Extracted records
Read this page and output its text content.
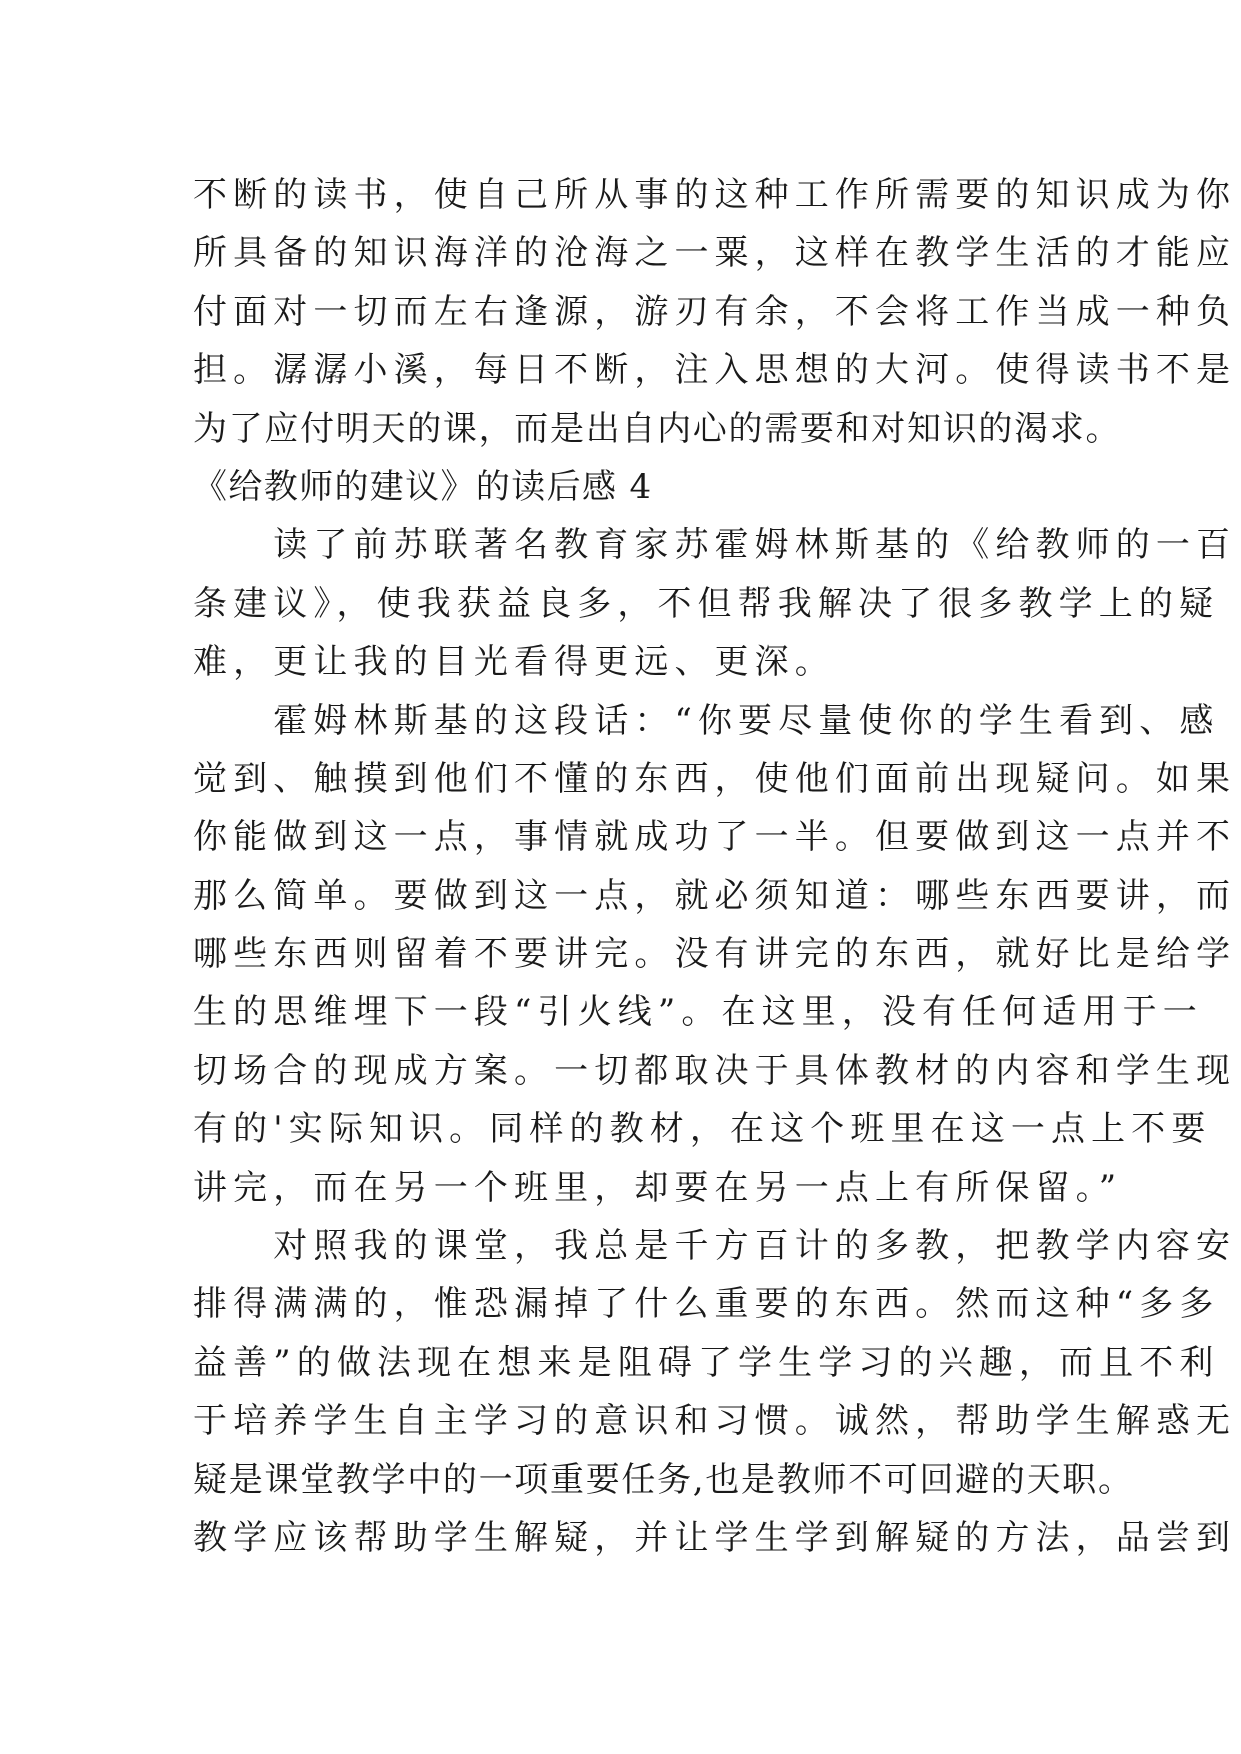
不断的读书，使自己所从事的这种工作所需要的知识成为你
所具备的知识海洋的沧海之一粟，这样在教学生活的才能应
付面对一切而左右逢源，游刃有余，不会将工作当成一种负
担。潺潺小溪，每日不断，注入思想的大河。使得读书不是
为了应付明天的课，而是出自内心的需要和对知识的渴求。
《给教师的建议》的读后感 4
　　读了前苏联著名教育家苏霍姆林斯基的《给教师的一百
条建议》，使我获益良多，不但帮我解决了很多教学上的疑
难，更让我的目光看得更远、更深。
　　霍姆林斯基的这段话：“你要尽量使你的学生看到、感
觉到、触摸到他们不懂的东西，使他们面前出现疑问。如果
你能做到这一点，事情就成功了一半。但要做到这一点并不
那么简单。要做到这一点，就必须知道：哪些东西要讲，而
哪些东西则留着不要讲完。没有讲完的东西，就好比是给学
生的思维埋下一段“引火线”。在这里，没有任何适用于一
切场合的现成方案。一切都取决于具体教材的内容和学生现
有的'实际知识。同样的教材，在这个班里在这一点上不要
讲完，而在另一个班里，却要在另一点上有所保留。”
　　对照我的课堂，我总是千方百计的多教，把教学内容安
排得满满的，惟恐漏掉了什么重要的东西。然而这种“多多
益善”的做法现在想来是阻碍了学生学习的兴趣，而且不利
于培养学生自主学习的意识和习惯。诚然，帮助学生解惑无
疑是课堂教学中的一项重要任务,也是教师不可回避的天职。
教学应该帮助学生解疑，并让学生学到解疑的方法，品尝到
* * *
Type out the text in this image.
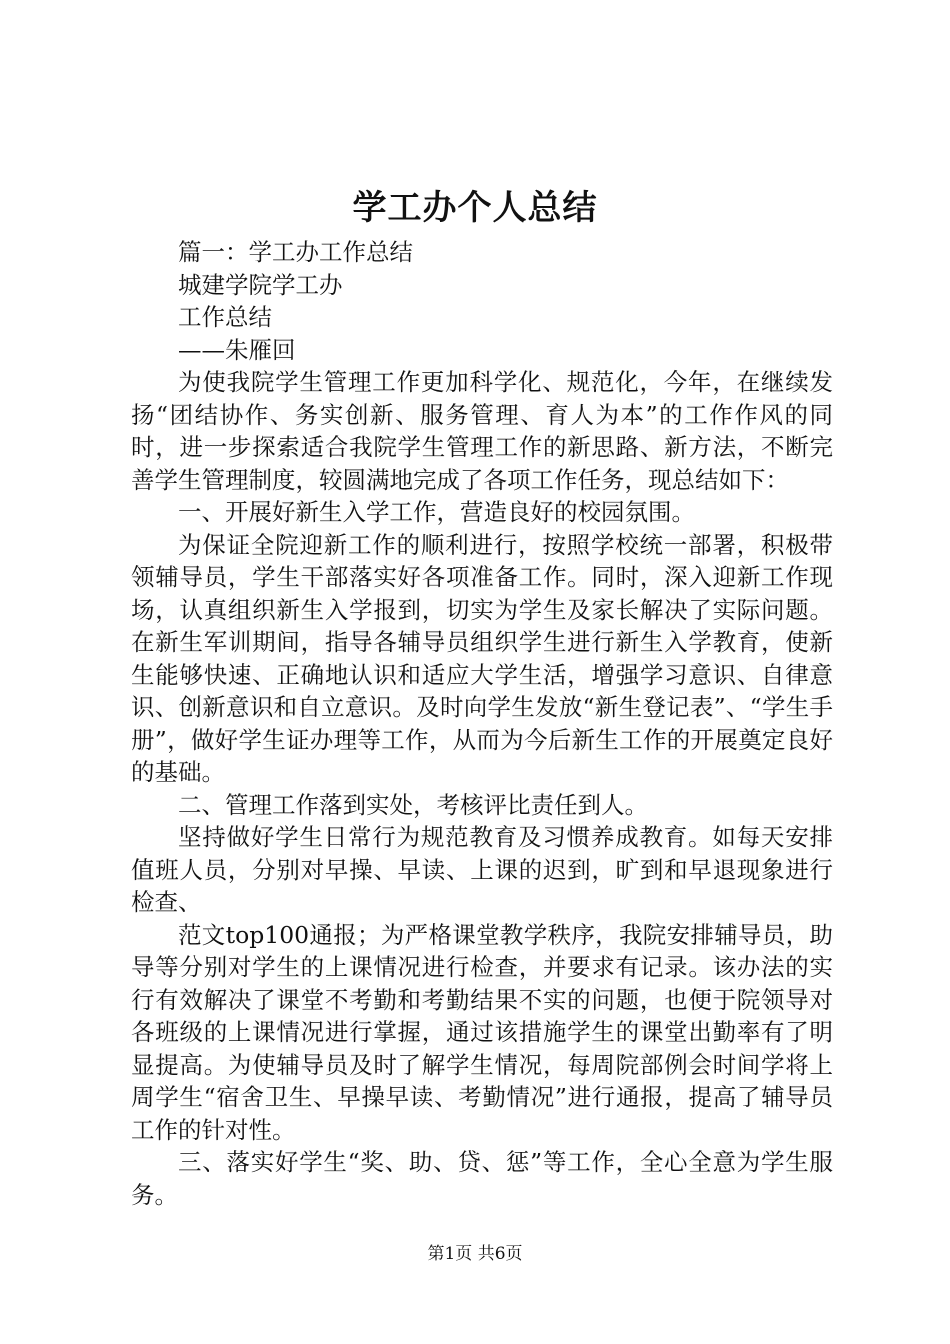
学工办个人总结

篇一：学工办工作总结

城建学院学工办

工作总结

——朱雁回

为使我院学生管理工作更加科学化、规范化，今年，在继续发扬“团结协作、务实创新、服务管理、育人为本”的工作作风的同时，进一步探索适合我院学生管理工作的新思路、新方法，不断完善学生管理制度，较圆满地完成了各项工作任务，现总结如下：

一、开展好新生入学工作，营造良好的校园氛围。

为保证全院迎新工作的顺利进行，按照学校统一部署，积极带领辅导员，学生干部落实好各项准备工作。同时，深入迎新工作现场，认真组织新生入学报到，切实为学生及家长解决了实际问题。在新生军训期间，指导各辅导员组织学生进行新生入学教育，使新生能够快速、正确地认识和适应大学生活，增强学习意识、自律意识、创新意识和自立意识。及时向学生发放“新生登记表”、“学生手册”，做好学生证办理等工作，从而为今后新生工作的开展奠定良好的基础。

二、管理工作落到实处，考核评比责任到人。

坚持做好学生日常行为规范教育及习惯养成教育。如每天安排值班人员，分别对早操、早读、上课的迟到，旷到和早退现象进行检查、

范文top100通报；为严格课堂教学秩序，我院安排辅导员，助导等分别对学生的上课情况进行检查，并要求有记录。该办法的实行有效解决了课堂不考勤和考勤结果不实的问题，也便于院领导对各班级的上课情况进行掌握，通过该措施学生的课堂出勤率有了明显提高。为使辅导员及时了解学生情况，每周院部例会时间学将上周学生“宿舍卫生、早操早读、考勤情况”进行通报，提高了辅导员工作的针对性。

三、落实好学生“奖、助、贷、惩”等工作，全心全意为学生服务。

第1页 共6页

### WHAT THE TASK ASKS
Select and copy every line from the records that includes the word "this".

### TASK ANSWER
Read this page and output its text content.
Type out the text in this image.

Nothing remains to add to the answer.